■ **Exercise task**
Could you echo back every line of the listing below verbatim, changing nothing?

Layout coordinate data:

◆ ◆ ◆

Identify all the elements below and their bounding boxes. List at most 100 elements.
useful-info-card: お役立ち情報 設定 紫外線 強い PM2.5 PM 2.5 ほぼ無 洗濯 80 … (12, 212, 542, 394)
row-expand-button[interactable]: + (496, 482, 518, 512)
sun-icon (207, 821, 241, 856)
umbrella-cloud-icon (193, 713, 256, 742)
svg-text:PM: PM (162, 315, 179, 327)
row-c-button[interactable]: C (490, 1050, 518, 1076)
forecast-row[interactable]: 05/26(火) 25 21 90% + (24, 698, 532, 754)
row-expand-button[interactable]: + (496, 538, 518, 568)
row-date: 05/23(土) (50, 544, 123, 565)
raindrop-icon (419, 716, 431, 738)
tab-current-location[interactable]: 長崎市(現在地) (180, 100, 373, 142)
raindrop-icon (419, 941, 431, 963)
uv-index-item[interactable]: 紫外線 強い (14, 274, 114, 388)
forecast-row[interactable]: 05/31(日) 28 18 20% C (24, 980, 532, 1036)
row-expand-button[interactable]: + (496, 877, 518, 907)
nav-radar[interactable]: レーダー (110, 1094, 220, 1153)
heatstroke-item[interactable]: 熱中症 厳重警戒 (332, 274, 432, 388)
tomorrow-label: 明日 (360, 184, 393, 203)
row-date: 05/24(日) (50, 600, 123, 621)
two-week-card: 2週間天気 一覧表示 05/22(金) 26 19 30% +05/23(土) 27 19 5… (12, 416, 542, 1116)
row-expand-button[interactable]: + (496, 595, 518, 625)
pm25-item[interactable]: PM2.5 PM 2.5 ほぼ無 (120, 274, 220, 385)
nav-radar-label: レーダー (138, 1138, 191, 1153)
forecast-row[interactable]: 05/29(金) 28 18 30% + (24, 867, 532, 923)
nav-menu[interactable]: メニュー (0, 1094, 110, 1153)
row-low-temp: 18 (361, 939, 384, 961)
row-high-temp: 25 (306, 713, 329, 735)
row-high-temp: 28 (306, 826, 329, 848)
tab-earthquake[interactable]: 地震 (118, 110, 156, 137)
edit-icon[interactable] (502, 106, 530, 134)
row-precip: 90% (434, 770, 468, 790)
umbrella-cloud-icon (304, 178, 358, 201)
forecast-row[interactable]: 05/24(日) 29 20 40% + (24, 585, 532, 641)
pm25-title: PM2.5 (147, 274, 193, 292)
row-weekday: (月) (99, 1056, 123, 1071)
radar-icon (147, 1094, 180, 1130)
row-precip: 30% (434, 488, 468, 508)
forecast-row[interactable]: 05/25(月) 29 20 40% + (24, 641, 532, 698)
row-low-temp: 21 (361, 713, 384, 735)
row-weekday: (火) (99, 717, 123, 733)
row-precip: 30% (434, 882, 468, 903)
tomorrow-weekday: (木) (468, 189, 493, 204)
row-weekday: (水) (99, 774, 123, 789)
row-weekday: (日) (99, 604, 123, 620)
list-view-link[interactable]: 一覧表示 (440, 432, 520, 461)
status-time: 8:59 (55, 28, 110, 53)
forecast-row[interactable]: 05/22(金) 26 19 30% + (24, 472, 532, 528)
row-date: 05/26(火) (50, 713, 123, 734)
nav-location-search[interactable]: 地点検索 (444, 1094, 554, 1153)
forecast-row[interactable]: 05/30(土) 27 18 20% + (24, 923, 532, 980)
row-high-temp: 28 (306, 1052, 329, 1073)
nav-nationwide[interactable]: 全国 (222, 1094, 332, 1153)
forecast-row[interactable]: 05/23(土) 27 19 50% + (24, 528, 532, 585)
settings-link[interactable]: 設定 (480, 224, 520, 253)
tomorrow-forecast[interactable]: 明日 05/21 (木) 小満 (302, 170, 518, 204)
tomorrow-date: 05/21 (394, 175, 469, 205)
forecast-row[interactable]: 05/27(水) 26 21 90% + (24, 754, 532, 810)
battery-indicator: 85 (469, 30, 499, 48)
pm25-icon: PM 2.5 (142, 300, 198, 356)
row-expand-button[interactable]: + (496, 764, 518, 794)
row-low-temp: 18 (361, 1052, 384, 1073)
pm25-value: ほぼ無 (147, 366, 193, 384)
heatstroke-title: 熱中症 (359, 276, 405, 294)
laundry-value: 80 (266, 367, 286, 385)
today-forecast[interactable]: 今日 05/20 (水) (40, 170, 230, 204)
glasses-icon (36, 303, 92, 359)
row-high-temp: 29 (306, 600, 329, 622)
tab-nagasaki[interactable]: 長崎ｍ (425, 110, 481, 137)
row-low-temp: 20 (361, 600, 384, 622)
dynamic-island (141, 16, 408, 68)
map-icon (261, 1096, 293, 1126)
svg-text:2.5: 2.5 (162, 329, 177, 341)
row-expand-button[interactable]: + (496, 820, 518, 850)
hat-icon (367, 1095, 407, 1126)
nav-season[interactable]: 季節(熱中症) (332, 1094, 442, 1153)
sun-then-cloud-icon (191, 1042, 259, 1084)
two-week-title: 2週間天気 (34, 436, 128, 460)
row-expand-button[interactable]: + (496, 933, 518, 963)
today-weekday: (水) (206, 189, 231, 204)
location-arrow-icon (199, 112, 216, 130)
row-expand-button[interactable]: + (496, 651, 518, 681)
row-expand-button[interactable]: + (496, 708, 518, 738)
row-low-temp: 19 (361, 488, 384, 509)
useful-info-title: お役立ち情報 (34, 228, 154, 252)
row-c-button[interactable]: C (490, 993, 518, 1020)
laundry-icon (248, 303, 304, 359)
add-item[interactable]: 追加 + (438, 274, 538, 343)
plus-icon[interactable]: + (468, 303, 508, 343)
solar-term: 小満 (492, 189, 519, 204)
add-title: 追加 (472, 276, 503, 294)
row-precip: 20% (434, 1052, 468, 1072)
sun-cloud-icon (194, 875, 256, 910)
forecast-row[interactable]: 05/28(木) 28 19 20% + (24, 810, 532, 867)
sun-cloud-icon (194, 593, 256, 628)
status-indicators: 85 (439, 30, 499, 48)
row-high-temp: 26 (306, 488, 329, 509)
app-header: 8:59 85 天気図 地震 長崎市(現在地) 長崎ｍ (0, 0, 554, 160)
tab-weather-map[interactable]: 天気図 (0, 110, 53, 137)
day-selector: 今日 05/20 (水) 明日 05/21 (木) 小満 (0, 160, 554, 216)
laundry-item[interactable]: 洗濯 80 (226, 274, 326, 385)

◆ ◆ ◆

■ **Output for this task**
Identify all the elements below and their bounding boxes. List at most 100 elements.
useful-info-card: お役立ち情報 設定 紫外線 強い PM2.5 PM 2.5 ほぼ無 洗濯 80 … (12, 212, 542, 394)
row-expand-button[interactable]: + (496, 482, 518, 512)
sun-icon (207, 821, 241, 856)
umbrella-cloud-icon (193, 713, 256, 742)
svg-text:PM: PM (162, 315, 179, 327)
row-c-button[interactable]: C (490, 1050, 518, 1076)
forecast-row[interactable]: 05/26(火) 25 21 90% + (24, 698, 532, 754)
row-expand-button[interactable]: + (496, 538, 518, 568)
row-date: 05/23(土) (50, 544, 123, 565)
raindrop-icon (419, 716, 431, 738)
tab-current-location[interactable]: 長崎市(現在地) (180, 100, 373, 142)
raindrop-icon (419, 941, 431, 963)
uv-index-item[interactable]: 紫外線 強い (14, 274, 114, 388)
forecast-row[interactable]: 05/31(日) 28 18 20% C (24, 980, 532, 1036)
row-expand-button[interactable]: + (496, 877, 518, 907)
nav-radar[interactable]: レーダー (110, 1094, 220, 1153)
heatstroke-item[interactable]: 熱中症 厳重警戒 (332, 274, 432, 388)
tomorrow-label: 明日 (360, 184, 393, 203)
row-date: 05/24(日) (50, 600, 123, 621)
two-week-card: 2週間天気 一覧表示 05/22(金) 26 19 30% +05/23(土) 27 19 5… (12, 416, 542, 1116)
row-expand-button[interactable]: + (496, 595, 518, 625)
pm25-item[interactable]: PM2.5 PM 2.5 ほぼ無 (120, 274, 220, 385)
nav-radar-label: レーダー (138, 1138, 191, 1153)
forecast-row[interactable]: 05/29(金) 28 18 30% + (24, 867, 532, 923)
nav-menu[interactable]: メニュー (0, 1094, 110, 1153)
row-low-temp: 18 (361, 939, 384, 961)
row-high-temp: 25 (306, 713, 329, 735)
row-high-temp: 28 (306, 826, 329, 848)
tab-earthquake[interactable]: 地震 (118, 110, 156, 137)
edit-icon[interactable] (502, 106, 530, 134)
row-precip: 90% (434, 770, 468, 790)
umbrella-cloud-icon (304, 178, 358, 201)
forecast-row[interactable]: 05/24(日) 29 20 40% + (24, 585, 532, 641)
pm25-title: PM2.5 (147, 274, 193, 292)
row-weekday: (月) (99, 1056, 123, 1071)
radar-icon (147, 1094, 180, 1130)
row-precip: 30% (434, 488, 468, 508)
forecast-row[interactable]: 05/25(月) 29 20 40% + (24, 641, 532, 698)
row-low-temp: 21 (361, 713, 384, 735)
row-weekday: (火) (99, 717, 123, 733)
row-precip: 30% (434, 882, 468, 903)
tomorrow-weekday: (木) (468, 189, 493, 204)
row-weekday: (水) (99, 774, 123, 789)
row-weekday: (日) (99, 604, 123, 620)
list-view-link[interactable]: 一覧表示 (440, 432, 520, 461)
status-time: 8:59 (55, 28, 110, 53)
forecast-row[interactable]: 05/22(金) 26 19 30% + (24, 472, 532, 528)
row-date: 05/26(火) (50, 713, 123, 734)
nav-location-search[interactable]: 地点検索 (444, 1094, 554, 1153)
forecast-row[interactable]: 05/30(土) 27 18 20% + (24, 923, 532, 980)
row-high-temp: 28 (306, 1052, 329, 1073)
nav-nationwide[interactable]: 全国 (222, 1094, 332, 1153)
forecast-row[interactable]: 05/23(土) 27 19 50% + (24, 528, 532, 585)
settings-link[interactable]: 設定 (480, 224, 520, 253)
tomorrow-forecast[interactable]: 明日 05/21 (木) 小満 (302, 170, 518, 204)
tomorrow-date: 05/21 (394, 175, 469, 205)
forecast-row[interactable]: 05/27(水) 26 21 90% + (24, 754, 532, 810)
battery-indicator: 85 (469, 30, 499, 48)
pm25-icon: PM 2.5 (142, 300, 198, 356)
row-expand-button[interactable]: + (496, 764, 518, 794)
row-low-temp: 18 (361, 1052, 384, 1073)
pm25-value: ほぼ無 (147, 366, 193, 384)
heatstroke-title: 熱中症 (359, 276, 405, 294)
laundry-value: 80 (266, 367, 286, 385)
today-forecast[interactable]: 今日 05/20 (水) (40, 170, 230, 204)
glasses-icon (36, 303, 92, 359)
row-high-temp: 29 (306, 600, 329, 622)
tab-nagasaki[interactable]: 長崎ｍ (425, 110, 481, 137)
row-low-temp: 20 (361, 600, 384, 622)
dynamic-island (141, 16, 408, 68)
map-icon (261, 1096, 293, 1126)
svg-text:2.5: 2.5 (162, 329, 177, 341)
row-expand-button[interactable]: + (496, 820, 518, 850)
hat-icon (367, 1095, 407, 1126)
nav-season[interactable]: 季節(熱中症) (332, 1094, 442, 1153)
sun-then-cloud-icon (191, 1042, 259, 1084)
two-week-title: 2週間天気 (34, 436, 128, 460)
row-expand-button[interactable]: + (496, 933, 518, 963)
today-weekday: (水) (206, 189, 231, 204)
location-arrow-icon (199, 112, 216, 130)
row-expand-button[interactable]: + (496, 651, 518, 681)
row-expand-button[interactable]: + (496, 708, 518, 738)
row-low-temp: 19 (361, 488, 384, 509)
useful-info-title: お役立ち情報 (34, 228, 154, 252)
row-c-button[interactable]: C (490, 993, 518, 1020)
laundry-icon (248, 303, 304, 359)
add-item[interactable]: 追加 + (438, 274, 538, 343)
plus-icon[interactable]: + (468, 303, 508, 343)
solar-term: 小満 (492, 189, 519, 204)
add-title: 追加 (472, 276, 503, 294)
row-precip: 20% (434, 1052, 468, 1072)
sun-cloud-icon (194, 875, 256, 910)
forecast-row[interactable]: 05/28(木) 28 19 20% + (24, 810, 532, 867)
sun-cloud-icon (194, 593, 256, 628)
status-indicators: 85 (439, 30, 499, 48)
row-high-temp: 26 (306, 488, 329, 509)
app-header: 8:59 85 天気図 地震 長崎市(現在地) 長崎ｍ (0, 0, 554, 160)
tab-weather-map[interactable]: 天気図 (0, 110, 53, 137)
day-selector: 今日 05/20 (水) 明日 05/21 (木) 小満 (0, 160, 554, 216)
laundry-item[interactable]: 洗濯 80 (226, 274, 326, 385)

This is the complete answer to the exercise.